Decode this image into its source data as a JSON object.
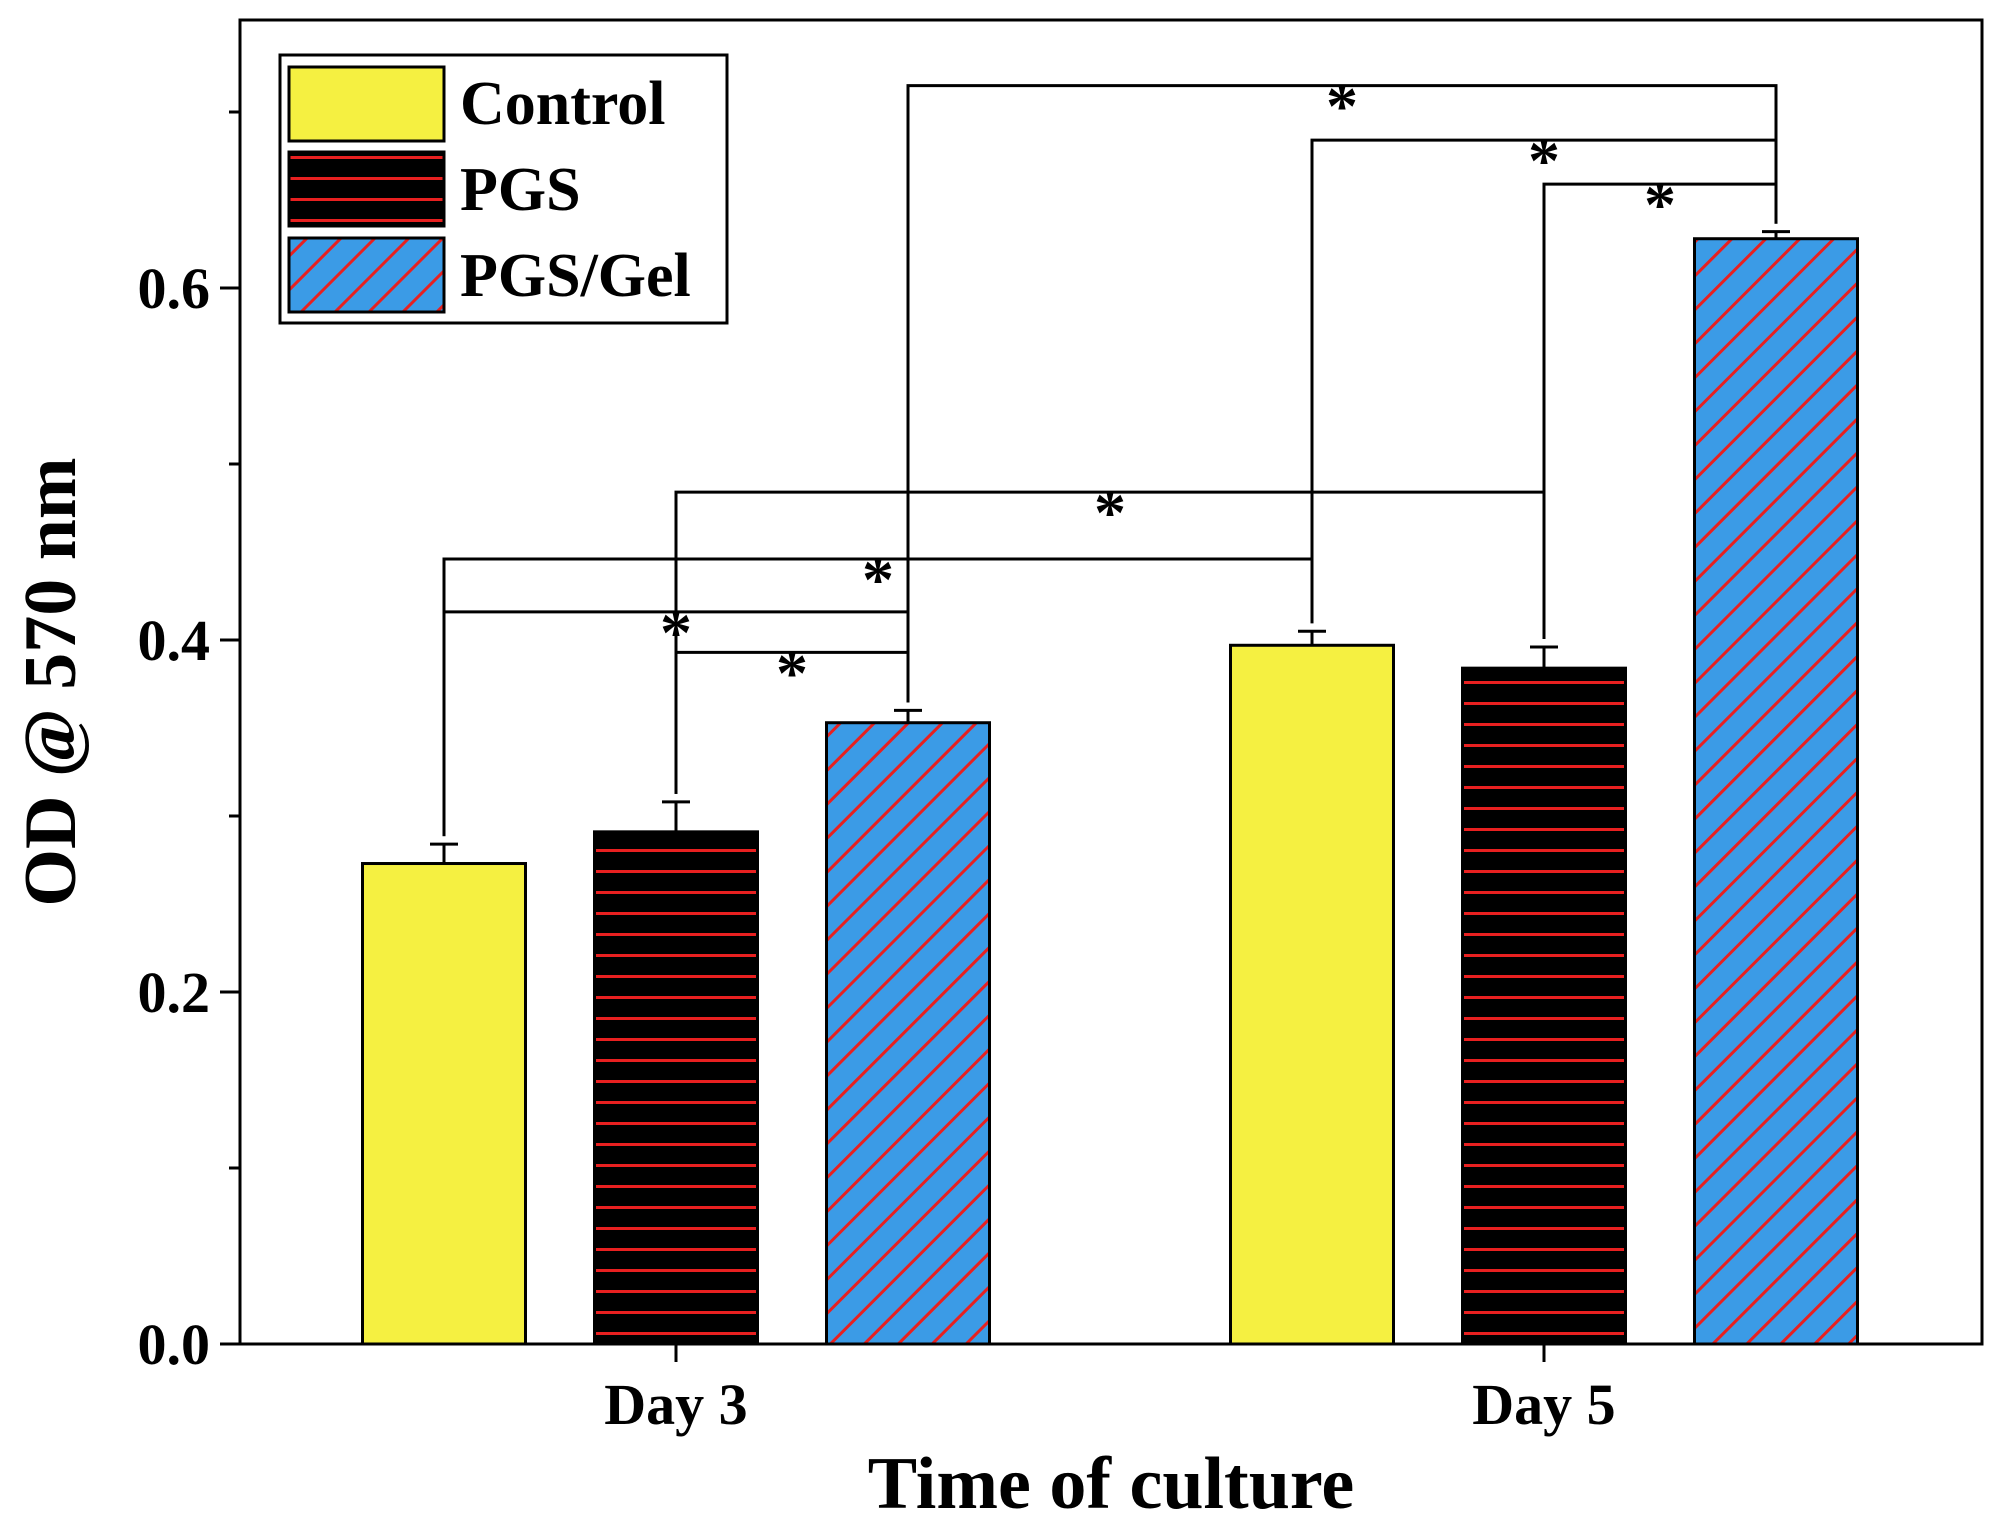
{
  "chart_data": {
    "type": "bar",
    "title": "",
    "xlabel": "Time of culture",
    "ylabel": "OD @ 570 nm",
    "categories": [
      "Day 3",
      "Day 5"
    ],
    "ylim": [
      0.0,
      0.75
    ],
    "yticks": [
      {
        "value": 0.0,
        "label": "0.0"
      },
      {
        "value": 0.2,
        "label": "0.2"
      },
      {
        "value": 0.4,
        "label": "0.4"
      },
      {
        "value": 0.6,
        "label": "0.6"
      }
    ],
    "grid": false,
    "legend_position": "top-left",
    "series": [
      {
        "name": "Control",
        "values": [
          0.273,
          0.397
        ],
        "errors": [
          0.011,
          0.008
        ],
        "color": "#f5f041",
        "pattern": "solid"
      },
      {
        "name": "PGS",
        "values": [
          0.291,
          0.384
        ],
        "errors": [
          0.017,
          0.012
        ],
        "color": "#000000",
        "stripe_color": "#e82020",
        "pattern": "horizontal"
      },
      {
        "name": "PGS/Gel",
        "values": [
          0.353,
          0.628
        ],
        "errors": [
          0.007,
          0.004
        ],
        "color": "#3b9be6",
        "stripe_color": "#e82020",
        "pattern": "diagonal"
      }
    ],
    "significance": [
      {
        "from": [
          0,
          1
        ],
        "to": [
          0,
          2
        ],
        "level": 0.393,
        "label": "*"
      },
      {
        "from": [
          0,
          0
        ],
        "to": [
          0,
          2
        ],
        "level": 0.416,
        "label": "*"
      },
      {
        "from": [
          0,
          0
        ],
        "to": [
          1,
          0
        ],
        "level": 0.446,
        "label": "*"
      },
      {
        "from": [
          0,
          1
        ],
        "to": [
          1,
          1
        ],
        "level": 0.484,
        "label": "*"
      },
      {
        "from": [
          1,
          1
        ],
        "to": [
          1,
          2
        ],
        "level": 0.659,
        "label": "*"
      },
      {
        "from": [
          1,
          0
        ],
        "to": [
          1,
          2
        ],
        "level": 0.684,
        "label": "*"
      },
      {
        "from": [
          0,
          2
        ],
        "to": [
          1,
          2
        ],
        "level": 0.715,
        "label": "*"
      }
    ]
  }
}
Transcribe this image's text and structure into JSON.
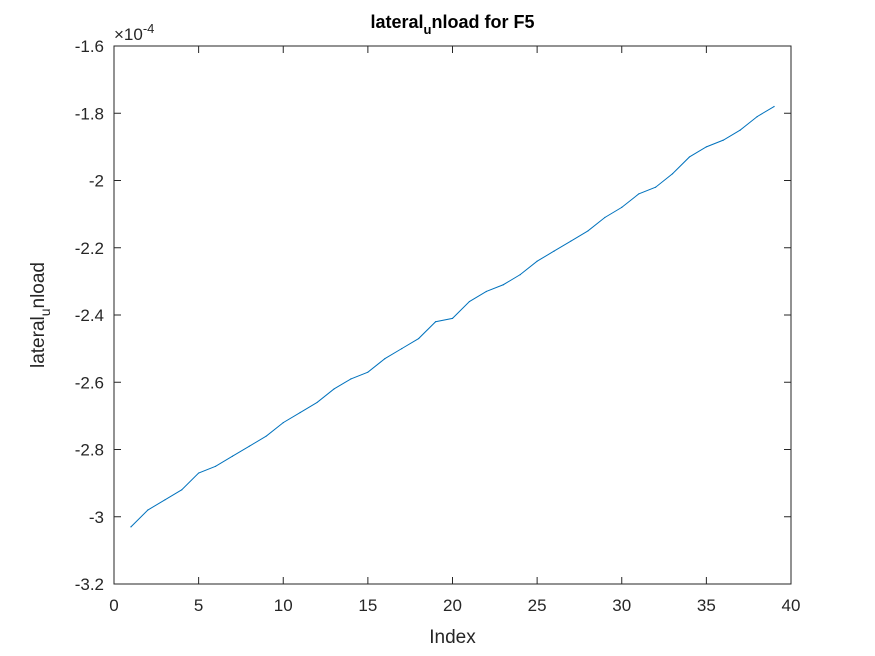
{
  "chart_data": {
    "type": "line",
    "title_main": "lateral",
    "title_sub": "u",
    "title_rest": "nload for F5",
    "xlabel": "Index",
    "ylabel_main": "lateral",
    "ylabel_sub": "u",
    "ylabel_rest": "nload",
    "exponent_base": "×10",
    "exponent_power": "-4",
    "xlim": [
      0,
      40
    ],
    "ylim": [
      -3.2,
      -1.6
    ],
    "xticks": [
      0,
      5,
      10,
      15,
      20,
      25,
      30,
      35,
      40
    ],
    "xtick_labels": [
      "0",
      "5",
      "10",
      "15",
      "20",
      "25",
      "30",
      "35",
      "40"
    ],
    "yticks": [
      -3.2,
      -3.0,
      -2.8,
      -2.6,
      -2.4,
      -2.2,
      -2.0,
      -1.8,
      -1.6
    ],
    "ytick_labels": [
      "-3.2",
      "-3",
      "-2.8",
      "-2.6",
      "-2.4",
      "-2.2",
      "-2",
      "-1.8",
      "-1.6"
    ],
    "grid": false,
    "line_color": "#0072BD",
    "series": [
      {
        "x": [
          1,
          2,
          3,
          4,
          5,
          6,
          7,
          8,
          9,
          10,
          11,
          12,
          13,
          14,
          15,
          16,
          17,
          18,
          19,
          20,
          21,
          22,
          23,
          24,
          25,
          26,
          27,
          28,
          29,
          30,
          31,
          32,
          33,
          34,
          35,
          36,
          37,
          38,
          39
        ],
        "values": [
          -3.03,
          -2.98,
          -2.95,
          -2.92,
          -2.87,
          -2.85,
          -2.82,
          -2.79,
          -2.76,
          -2.72,
          -2.69,
          -2.66,
          -2.62,
          -2.59,
          -2.57,
          -2.53,
          -2.5,
          -2.47,
          -2.42,
          -2.41,
          -2.36,
          -2.33,
          -2.31,
          -2.28,
          -2.24,
          -2.21,
          -2.18,
          -2.15,
          -2.11,
          -2.08,
          -2.04,
          -2.02,
          -1.98,
          -1.93,
          -1.9,
          -1.88,
          -1.85,
          -1.81,
          -1.78
        ]
      }
    ]
  }
}
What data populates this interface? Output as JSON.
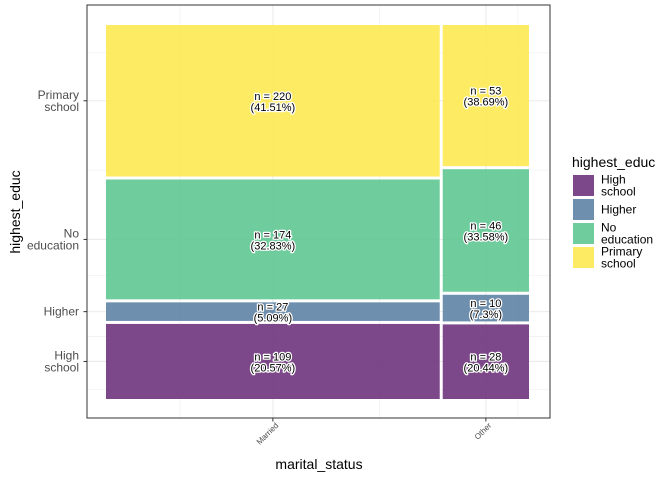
{
  "chart_data": {
    "type": "mosaic",
    "title": "",
    "xlabel": "marital_status",
    "ylabel": "highest_educ",
    "legend_title": "highest_educ",
    "legend_position": "right",
    "grid": true,
    "categories": [
      "Married",
      "Other"
    ],
    "levels": [
      "High school",
      "Higher",
      "No education",
      "Primary school"
    ],
    "y_tick_labels": [
      "High school",
      "Higher",
      "No education",
      "Primary school"
    ],
    "legend_labels": [
      "High school",
      "Higher",
      "No education",
      "Primary school"
    ],
    "colors": {
      "High school": "#6b2f7a",
      "Higher": "#5b80a3",
      "No education": "#5bc58f",
      "Primary school": "#fde84d"
    },
    "series": [
      {
        "name": "High school",
        "counts": [
          109,
          28
        ],
        "percents": [
          "20.57%",
          "20.44%"
        ]
      },
      {
        "name": "Higher",
        "counts": [
          27,
          10
        ],
        "percents": [
          "5.09%",
          "7.3%"
        ]
      },
      {
        "name": "No education",
        "counts": [
          174,
          46
        ],
        "percents": [
          "32.83%",
          "33.58%"
        ]
      },
      {
        "name": "Primary school",
        "counts": [
          220,
          53
        ],
        "percents": [
          "41.51%",
          "38.69%"
        ]
      }
    ]
  }
}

• • • • •

## AIM OF THE TASK
Write the full listing out again with every line unchanged, but include no pictures.

## ANSWER TO THIS TASK
Decode this image into its source data as a JSON object.
{
  "chart_data": {
    "type": "bar",
    "title": "",
    "xlabel": "Time of culture",
    "ylabel": "OD @ 570 nm",
    "categories": [
      "Day 3",
      "Day 5"
    ],
    "ylim": [
      0.0,
      0.75
    ],
    "yticks": [
      {
        "value": 0.0,
        "label": "0.0"
      },
      {
        "value": 0.2,
        "label": "0.2"
      },
      {
        "value": 0.4,
        "label": "0.4"
      },
      {
        "value": 0.6,
        "label": "0.6"
      }
    ],
    "grid": false,
    "legend_position": "top-left",
    "series": [
      {
        "name": "Control",
        "values": [
          0.273,
          0.397
        ],
        "errors": [
          0.011,
          0.008
        ],
        "color": "#f5f041",
        "pattern": "solid"
      },
      {
        "name": "PGS",
        "values": [
          0.291,
          0.384
        ],
        "errors": [
          0.017,
          0.012
        ],
        "color": "#000000",
        "stripe_color": "#e82020",
        "pattern": "horizontal"
      },
      {
        "name": "PGS/Gel",
        "values": [
          0.353,
          0.628
        ],
        "errors": [
          0.007,
          0.004
        ],
        "color": "#3b9be6",
        "stripe_color": "#e82020",
        "pattern": "diagonal"
      }
    ],
    "significance": [
      {
        "from": [
          0,
          1
        ],
        "to": [
          0,
          2
        ],
        "level": 0.393,
        "label": "*"
      },
      {
        "from": [
          0,
          0
        ],
        "to": [
          0,
          2
        ],
        "level": 0.416,
        "label": "*"
      },
      {
        "from": [
          0,
          0
        ],
        "to": [
          1,
          0
        ],
        "level": 0.446,
        "label": "*"
      },
      {
        "from": [
          0,
          1
        ],
        "to": [
          1,
          1
        ],
        "level": 0.484,
        "label": "*"
      },
      {
        "from": [
          1,
          1
        ],
        "to": [
          1,
          2
        ],
        "level": 0.659,
        "label": "*"
      },
      {
        "from": [
          1,
          0
        ],
        "to": [
          1,
          2
        ],
        "level": 0.684,
        "label": "*"
      },
      {
        "from": [
          0,
          2
        ],
        "to": [
          1,
          2
        ],
        "level": 0.715,
        "label": "*"
      }
    ]
  }
}
Transcribe this image's text and structure into JSON.
{
  "chart_data": {
    "type": "line",
    "title_main": "lateral",
    "title_sub": "u",
    "title_rest": "nload for F5",
    "xlabel": "Index",
    "ylabel_main": "lateral",
    "ylabel_sub": "u",
    "ylabel_rest": "nload",
    "exponent_base": "×10",
    "exponent_power": "-4",
    "xlim": [
      0,
      40
    ],
    "ylim": [
      -3.2,
      -1.6
    ],
    "xticks": [
      0,
      5,
      10,
      15,
      20,
      25,
      30,
      35,
      40
    ],
    "xtick_labels": [
      "0",
      "5",
      "10",
      "15",
      "20",
      "25",
      "30",
      "35",
      "40"
    ],
    "yticks": [
      -3.2,
      -3.0,
      -2.8,
      -2.6,
      -2.4,
      -2.2,
      -2.0,
      -1.8,
      -1.6
    ],
    "ytick_labels": [
      "-3.2",
      "-3",
      "-2.8",
      "-2.6",
      "-2.4",
      "-2.2",
      "-2",
      "-1.8",
      "-1.6"
    ],
    "grid": false,
    "line_color": "#0072BD",
    "series": [
      {
        "x": [
          1,
          2,
          3,
          4,
          5,
          6,
          7,
          8,
          9,
          10,
          11,
          12,
          13,
          14,
          15,
          16,
          17,
          18,
          19,
          20,
          21,
          22,
          23,
          24,
          25,
          26,
          27,
          28,
          29,
          30,
          31,
          32,
          33,
          34,
          35,
          36,
          37,
          38,
          39
        ],
        "values": [
          -3.03,
          -2.98,
          -2.95,
          -2.92,
          -2.87,
          -2.85,
          -2.82,
          -2.79,
          -2.76,
          -2.72,
          -2.69,
          -2.66,
          -2.62,
          -2.59,
          -2.57,
          -2.53,
          -2.5,
          -2.47,
          -2.42,
          -2.41,
          -2.36,
          -2.33,
          -2.31,
          -2.28,
          -2.24,
          -2.21,
          -2.18,
          -2.15,
          -2.11,
          -2.08,
          -2.04,
          -2.02,
          -1.98,
          -1.93,
          -1.9,
          -1.88,
          -1.85,
          -1.81,
          -1.78
        ]
      }
    ]
  }
}
What data populates this interface? Output as JSON.
{
  "chart_data": {
    "type": "mosaic",
    "title": "",
    "xlabel": "marital_status",
    "ylabel": "highest_educ",
    "legend_title": "highest_educ",
    "legend_position": "right",
    "grid": true,
    "categories": [
      "Married",
      "Other"
    ],
    "levels": [
      "High school",
      "Higher",
      "No education",
      "Primary school"
    ],
    "y_tick_labels": [
      "High school",
      "Higher",
      "No education",
      "Primary school"
    ],
    "legend_labels": [
      "High school",
      "Higher",
      "No education",
      "Primary school"
    ],
    "colors": {
      "High school": "#6b2f7a",
      "Higher": "#5b80a3",
      "No education": "#5bc58f",
      "Primary school": "#fde84d"
    },
    "series": [
      {
        "name": "High school",
        "counts": [
          109,
          28
        ],
        "percents": [
          "20.57%",
          "20.44%"
        ]
      },
      {
        "name": "Higher",
        "counts": [
          27,
          10
        ],
        "percents": [
          "5.09%",
          "7.3%"
        ]
      },
      {
        "name": "No education",
        "counts": [
          174,
          46
        ],
        "percents": [
          "32.83%",
          "33.58%"
        ]
      },
      {
        "name": "Primary school",
        "counts": [
          220,
          53
        ],
        "percents": [
          "41.51%",
          "38.69%"
        ]
      }
    ]
  }
}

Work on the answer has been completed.